■ Your objective
Reproduce all of the material exactly as shown.

■ Material for this exercise
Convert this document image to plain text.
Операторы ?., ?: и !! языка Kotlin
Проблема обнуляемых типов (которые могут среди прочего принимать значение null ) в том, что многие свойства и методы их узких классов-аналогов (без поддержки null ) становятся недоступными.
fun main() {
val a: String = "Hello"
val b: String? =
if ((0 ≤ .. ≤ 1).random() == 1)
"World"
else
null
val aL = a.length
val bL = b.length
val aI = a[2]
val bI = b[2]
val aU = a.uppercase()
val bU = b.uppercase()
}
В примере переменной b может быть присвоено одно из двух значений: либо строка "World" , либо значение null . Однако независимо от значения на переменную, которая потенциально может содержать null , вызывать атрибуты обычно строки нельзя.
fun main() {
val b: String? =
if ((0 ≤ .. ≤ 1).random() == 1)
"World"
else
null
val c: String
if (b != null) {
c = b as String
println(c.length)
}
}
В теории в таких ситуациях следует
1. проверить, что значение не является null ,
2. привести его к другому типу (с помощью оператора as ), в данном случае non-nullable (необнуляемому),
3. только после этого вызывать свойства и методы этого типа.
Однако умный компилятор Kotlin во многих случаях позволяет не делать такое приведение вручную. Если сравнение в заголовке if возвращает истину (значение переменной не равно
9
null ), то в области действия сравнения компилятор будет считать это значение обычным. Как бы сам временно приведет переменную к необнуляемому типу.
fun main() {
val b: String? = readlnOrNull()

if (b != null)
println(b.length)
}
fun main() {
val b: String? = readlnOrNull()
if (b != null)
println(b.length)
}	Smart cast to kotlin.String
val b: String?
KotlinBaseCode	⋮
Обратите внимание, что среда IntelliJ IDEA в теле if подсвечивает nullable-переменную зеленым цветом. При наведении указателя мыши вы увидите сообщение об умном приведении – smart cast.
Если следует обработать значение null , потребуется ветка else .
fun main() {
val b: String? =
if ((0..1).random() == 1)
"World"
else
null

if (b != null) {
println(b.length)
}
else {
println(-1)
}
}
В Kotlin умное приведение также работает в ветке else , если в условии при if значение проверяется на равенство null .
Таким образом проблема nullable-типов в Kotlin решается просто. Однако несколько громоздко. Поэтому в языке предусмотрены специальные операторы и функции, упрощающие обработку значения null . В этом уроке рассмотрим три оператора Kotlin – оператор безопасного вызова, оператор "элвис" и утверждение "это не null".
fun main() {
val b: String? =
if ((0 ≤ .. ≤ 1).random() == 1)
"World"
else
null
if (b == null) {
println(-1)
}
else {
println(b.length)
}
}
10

■ Solution for this exercise
Convert this document image to plain text.
Операторы ?., ?: и !! языка Kotlin
Проблема обнуляемых типов (которые могут среди прочего принимать значение null ) в том, что многие свойства и методы их узких классов-аналогов (без поддержки null ) становятся недоступными.
fun main() {
val a: String = "Hello"
val b: String? =
if ((0 ≤ .. ≤ 1).random() == 1)
"World"
else
null
val aL = a.length
val bL = b.length
val aI = a[2]
val bI = b[2]
val aU = a.uppercase()
val bU = b.uppercase()
}
В примере переменной b может быть присвоено одно из двух значений: либо строка "World" , либо значение null . Однако независимо от значения на переменную, которая потенциально может содержать null , вызывать атрибуты обычно строки нельзя.
fun main() {
val b: String? =
if ((0 ≤ .. ≤ 1).random() == 1)
"World"
else
null
val c: String
if (b != null) {
c = b as String
println(c.length)
}
}
В теории в таких ситуациях следует
1. проверить, что значение не является null ,
2. привести его к другому типу (с помощью оператора as ), в данном случае non-nullable (необнуляемому),
3. только после этого вызывать свойства и методы этого типа.
Однако умный компилятор Kotlin во многих случаях позволяет не делать такое приведение вручную. Если сравнение в заголовке if возвращает истину (значение переменной не равно
9
null ), то в области действия сравнения компилятор будет считать это значение обычным. Как бы сам временно приведет переменную к необнуляемому типу.
fun main() {
val b: String? = readlnOrNull()

if (b != null)
println(b.length)
}
fun main() {
val b: String? = readlnOrNull()
if (b != null)
println(b.length)
}	Smart cast to kotlin.String
val b: String?
KotlinBaseCode	⋮
Обратите внимание, что среда IntelliJ IDEA в теле if подсвечивает nullable-переменную зеленым цветом. При наведении указателя мыши вы увидите сообщение об умном приведении – smart cast.
Если следует обработать значение null , потребуется ветка else .
fun main() {
val b: String? =
if ((0..1).random() == 1)
"World"
else
null

if (b != null) {
println(b.length)
}
else {
println(-1)
}
}
В Kotlin умное приведение также работает в ветке else , если в условии при if значение проверяется на равенство null .
Таким образом проблема nullable-типов в Kotlin решается просто. Однако несколько громоздко. Поэтому в языке предусмотрены специальные операторы и функции, упрощающие обработку значения null . В этом уроке рассмотрим три оператора Kotlin – оператор безопасного вызова, оператор "элвис" и утверждение "это не null".
fun main() {
val b: String? =
if ((0 ≤ .. ≤ 1).random() == 1)
"World"
else
null
if (b == null) {
println(-1)
}
else {
println(b.length)
}
}
10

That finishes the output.